::: Listed records

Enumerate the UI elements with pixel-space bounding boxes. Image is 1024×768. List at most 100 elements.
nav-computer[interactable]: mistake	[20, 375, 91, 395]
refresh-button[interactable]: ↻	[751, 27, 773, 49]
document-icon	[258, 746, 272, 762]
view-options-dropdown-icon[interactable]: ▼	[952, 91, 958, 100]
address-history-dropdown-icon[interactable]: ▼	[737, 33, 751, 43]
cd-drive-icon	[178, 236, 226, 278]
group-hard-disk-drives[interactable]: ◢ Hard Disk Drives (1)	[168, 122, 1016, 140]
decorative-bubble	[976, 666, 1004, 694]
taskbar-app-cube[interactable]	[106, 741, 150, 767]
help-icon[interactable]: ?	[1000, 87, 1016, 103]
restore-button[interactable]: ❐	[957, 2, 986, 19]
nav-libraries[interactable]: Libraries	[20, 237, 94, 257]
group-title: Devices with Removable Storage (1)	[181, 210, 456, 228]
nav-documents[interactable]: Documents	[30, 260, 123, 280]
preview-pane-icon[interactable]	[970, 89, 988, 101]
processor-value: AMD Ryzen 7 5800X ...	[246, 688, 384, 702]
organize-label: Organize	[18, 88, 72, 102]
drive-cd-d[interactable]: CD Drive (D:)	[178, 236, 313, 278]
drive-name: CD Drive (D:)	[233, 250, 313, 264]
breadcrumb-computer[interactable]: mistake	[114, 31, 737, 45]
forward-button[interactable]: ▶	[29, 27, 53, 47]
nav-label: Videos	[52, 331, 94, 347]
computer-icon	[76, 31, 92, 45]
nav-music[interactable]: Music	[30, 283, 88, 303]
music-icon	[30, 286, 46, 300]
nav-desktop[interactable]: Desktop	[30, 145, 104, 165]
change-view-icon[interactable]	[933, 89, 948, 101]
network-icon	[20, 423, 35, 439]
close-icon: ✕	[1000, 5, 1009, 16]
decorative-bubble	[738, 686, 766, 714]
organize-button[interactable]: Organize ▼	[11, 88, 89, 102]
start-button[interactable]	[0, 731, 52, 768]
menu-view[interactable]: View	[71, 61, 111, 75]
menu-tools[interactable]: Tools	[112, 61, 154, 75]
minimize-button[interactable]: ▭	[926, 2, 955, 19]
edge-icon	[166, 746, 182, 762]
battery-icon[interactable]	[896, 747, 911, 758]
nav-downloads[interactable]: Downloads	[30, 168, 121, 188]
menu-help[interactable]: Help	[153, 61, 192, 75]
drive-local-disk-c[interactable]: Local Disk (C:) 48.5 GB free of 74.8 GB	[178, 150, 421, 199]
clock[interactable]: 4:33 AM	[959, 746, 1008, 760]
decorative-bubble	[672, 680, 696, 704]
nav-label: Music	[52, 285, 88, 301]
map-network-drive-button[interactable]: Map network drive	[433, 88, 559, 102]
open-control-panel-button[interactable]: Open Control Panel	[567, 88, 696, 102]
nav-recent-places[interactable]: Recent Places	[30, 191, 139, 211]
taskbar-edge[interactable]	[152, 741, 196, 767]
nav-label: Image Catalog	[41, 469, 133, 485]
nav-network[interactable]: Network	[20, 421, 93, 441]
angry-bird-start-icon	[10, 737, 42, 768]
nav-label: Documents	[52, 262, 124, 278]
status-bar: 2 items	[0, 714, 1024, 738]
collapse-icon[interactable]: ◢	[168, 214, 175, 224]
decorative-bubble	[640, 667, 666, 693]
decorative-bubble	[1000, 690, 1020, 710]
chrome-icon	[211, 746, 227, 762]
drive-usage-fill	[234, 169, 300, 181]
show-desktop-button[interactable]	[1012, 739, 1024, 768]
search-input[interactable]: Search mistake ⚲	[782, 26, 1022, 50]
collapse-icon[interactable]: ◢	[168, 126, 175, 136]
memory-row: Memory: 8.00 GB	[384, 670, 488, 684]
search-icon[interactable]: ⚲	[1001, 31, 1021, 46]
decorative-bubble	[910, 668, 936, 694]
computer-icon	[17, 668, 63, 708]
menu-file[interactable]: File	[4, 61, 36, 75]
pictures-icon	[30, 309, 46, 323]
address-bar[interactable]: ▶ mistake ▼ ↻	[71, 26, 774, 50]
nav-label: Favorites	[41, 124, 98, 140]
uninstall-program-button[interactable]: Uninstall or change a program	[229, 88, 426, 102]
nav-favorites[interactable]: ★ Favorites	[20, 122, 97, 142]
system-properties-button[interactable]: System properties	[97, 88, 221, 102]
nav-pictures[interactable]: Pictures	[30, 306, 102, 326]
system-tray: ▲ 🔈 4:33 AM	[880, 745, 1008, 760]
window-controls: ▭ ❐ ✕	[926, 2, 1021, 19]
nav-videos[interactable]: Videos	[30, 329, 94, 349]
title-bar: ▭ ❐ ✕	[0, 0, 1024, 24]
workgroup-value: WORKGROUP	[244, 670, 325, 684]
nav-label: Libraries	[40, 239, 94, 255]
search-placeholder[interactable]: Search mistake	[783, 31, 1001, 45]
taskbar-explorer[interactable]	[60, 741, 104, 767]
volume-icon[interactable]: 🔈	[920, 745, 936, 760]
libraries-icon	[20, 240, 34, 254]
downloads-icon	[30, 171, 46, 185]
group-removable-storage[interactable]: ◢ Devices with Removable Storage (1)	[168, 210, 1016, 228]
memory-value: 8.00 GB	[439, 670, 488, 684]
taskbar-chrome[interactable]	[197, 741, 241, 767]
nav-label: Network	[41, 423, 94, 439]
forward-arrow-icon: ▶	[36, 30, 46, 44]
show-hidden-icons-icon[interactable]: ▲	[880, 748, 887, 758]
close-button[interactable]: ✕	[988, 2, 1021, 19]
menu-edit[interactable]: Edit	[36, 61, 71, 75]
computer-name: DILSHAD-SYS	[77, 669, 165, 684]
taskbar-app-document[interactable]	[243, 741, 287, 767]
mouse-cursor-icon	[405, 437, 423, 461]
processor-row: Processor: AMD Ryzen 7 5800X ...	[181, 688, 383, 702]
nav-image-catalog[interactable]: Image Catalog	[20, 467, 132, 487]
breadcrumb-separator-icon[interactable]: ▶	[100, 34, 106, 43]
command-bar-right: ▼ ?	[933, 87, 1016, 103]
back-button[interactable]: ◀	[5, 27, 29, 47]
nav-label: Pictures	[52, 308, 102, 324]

::::::

* Problem
Can you reproduce every row above verbatim, changing nothing?

* Reply to the exercise
Enumerate the UI elements with pixel-space bounding boxes. Image is 1024×768. List at most 100 elements.
nav-computer[interactable]: mistake	[20, 375, 91, 395]
refresh-button[interactable]: ↻	[751, 27, 773, 49]
document-icon	[258, 746, 272, 762]
view-options-dropdown-icon[interactable]: ▼	[952, 91, 958, 100]
address-history-dropdown-icon[interactable]: ▼	[737, 33, 751, 43]
cd-drive-icon	[178, 236, 226, 278]
group-hard-disk-drives[interactable]: ◢ Hard Disk Drives (1)	[168, 122, 1016, 140]
decorative-bubble	[976, 666, 1004, 694]
taskbar-app-cube[interactable]	[106, 741, 150, 767]
help-icon[interactable]: ?	[1000, 87, 1016, 103]
restore-button[interactable]: ❐	[957, 2, 986, 19]
nav-libraries[interactable]: Libraries	[20, 237, 94, 257]
group-title: Devices with Removable Storage (1)	[181, 210, 456, 228]
nav-documents[interactable]: Documents	[30, 260, 123, 280]
preview-pane-icon[interactable]	[970, 89, 988, 101]
processor-value: AMD Ryzen 7 5800X ...	[246, 688, 384, 702]
organize-label: Organize	[18, 88, 72, 102]
drive-cd-d[interactable]: CD Drive (D:)	[178, 236, 313, 278]
drive-name: CD Drive (D:)	[233, 250, 313, 264]
breadcrumb-computer[interactable]: mistake	[114, 31, 737, 45]
forward-button[interactable]: ▶	[29, 27, 53, 47]
nav-label: Videos	[52, 331, 94, 347]
computer-icon	[76, 31, 92, 45]
nav-music[interactable]: Music	[30, 283, 88, 303]
music-icon	[30, 286, 46, 300]
nav-desktop[interactable]: Desktop	[30, 145, 104, 165]
change-view-icon[interactable]	[933, 89, 948, 101]
network-icon	[20, 423, 35, 439]
close-icon: ✕	[1000, 5, 1009, 16]
decorative-bubble	[738, 686, 766, 714]
organize-button[interactable]: Organize ▼	[11, 88, 89, 102]
start-button[interactable]	[0, 731, 52, 768]
menu-view[interactable]: View	[71, 61, 111, 75]
menu-tools[interactable]: Tools	[112, 61, 154, 75]
minimize-button[interactable]: ▭	[926, 2, 955, 19]
edge-icon	[166, 746, 182, 762]
battery-icon[interactable]	[896, 747, 911, 758]
nav-downloads[interactable]: Downloads	[30, 168, 121, 188]
menu-help[interactable]: Help	[153, 61, 192, 75]
drive-local-disk-c[interactable]: Local Disk (C:) 48.5 GB free of 74.8 GB	[178, 150, 421, 199]
clock[interactable]: 4:33 AM	[959, 746, 1008, 760]
decorative-bubble	[672, 680, 696, 704]
nav-label: Music	[52, 285, 88, 301]
map-network-drive-button[interactable]: Map network drive	[433, 88, 559, 102]
open-control-panel-button[interactable]: Open Control Panel	[567, 88, 696, 102]
nav-recent-places[interactable]: Recent Places	[30, 191, 139, 211]
taskbar-edge[interactable]	[152, 741, 196, 767]
nav-label: Image Catalog	[41, 469, 133, 485]
nav-network[interactable]: Network	[20, 421, 93, 441]
angry-bird-start-icon	[10, 737, 42, 768]
nav-label: Documents	[52, 262, 124, 278]
status-bar: 2 items	[0, 714, 1024, 738]
collapse-icon[interactable]: ◢	[168, 214, 175, 224]
decorative-bubble	[640, 667, 666, 693]
decorative-bubble	[1000, 690, 1020, 710]
chrome-icon	[211, 746, 227, 762]
drive-usage-fill	[234, 169, 300, 181]
show-desktop-button[interactable]	[1012, 739, 1024, 768]
search-input[interactable]: Search mistake ⚲	[782, 26, 1022, 50]
collapse-icon[interactable]: ◢	[168, 126, 175, 136]
memory-row: Memory: 8.00 GB	[384, 670, 488, 684]
search-icon[interactable]: ⚲	[1001, 31, 1021, 46]
decorative-bubble	[910, 668, 936, 694]
computer-icon	[17, 668, 63, 708]
menu-file[interactable]: File	[4, 61, 36, 75]
pictures-icon	[30, 309, 46, 323]
address-bar[interactable]: ▶ mistake ▼ ↻	[71, 26, 774, 50]
nav-label: Favorites	[41, 124, 98, 140]
uninstall-program-button[interactable]: Uninstall or change a program	[229, 88, 426, 102]
nav-favorites[interactable]: ★ Favorites	[20, 122, 97, 142]
system-properties-button[interactable]: System properties	[97, 88, 221, 102]
nav-pictures[interactable]: Pictures	[30, 306, 102, 326]
system-tray: ▲ 🔈 4:33 AM	[880, 745, 1008, 760]
window-controls: ▭ ❐ ✕	[926, 2, 1021, 19]
nav-videos[interactable]: Videos	[30, 329, 94, 349]
title-bar: ▭ ❐ ✕	[0, 0, 1024, 24]
workgroup-value: WORKGROUP	[244, 670, 325, 684]
nav-label: Libraries	[40, 239, 94, 255]
search-placeholder[interactable]: Search mistake	[783, 31, 1001, 45]
taskbar-explorer[interactable]	[60, 741, 104, 767]
volume-icon[interactable]: 🔈	[920, 745, 936, 760]
libraries-icon	[20, 240, 34, 254]
downloads-icon	[30, 171, 46, 185]
group-removable-storage[interactable]: ◢ Devices with Removable Storage (1)	[168, 210, 1016, 228]
memory-value: 8.00 GB	[439, 670, 488, 684]
taskbar-chrome[interactable]	[197, 741, 241, 767]
nav-label: Network	[41, 423, 94, 439]
forward-arrow-icon: ▶	[36, 30, 46, 44]
show-hidden-icons-icon[interactable]: ▲	[880, 748, 887, 758]
close-button[interactable]: ✕	[988, 2, 1021, 19]
menu-edit[interactable]: Edit	[36, 61, 71, 75]
computer-name: DILSHAD-SYS	[77, 669, 165, 684]
taskbar-app-document[interactable]	[243, 741, 287, 767]
mouse-cursor-icon	[405, 437, 423, 461]
processor-row: Processor: AMD Ryzen 7 5800X ...	[181, 688, 383, 702]
nav-image-catalog[interactable]: Image Catalog	[20, 467, 132, 487]
breadcrumb-separator-icon[interactable]: ▶	[100, 34, 106, 43]
command-bar-right: ▼ ?	[933, 87, 1016, 103]
back-button[interactable]: ◀	[5, 27, 29, 47]
nav-label: Pictures	[52, 308, 102, 324]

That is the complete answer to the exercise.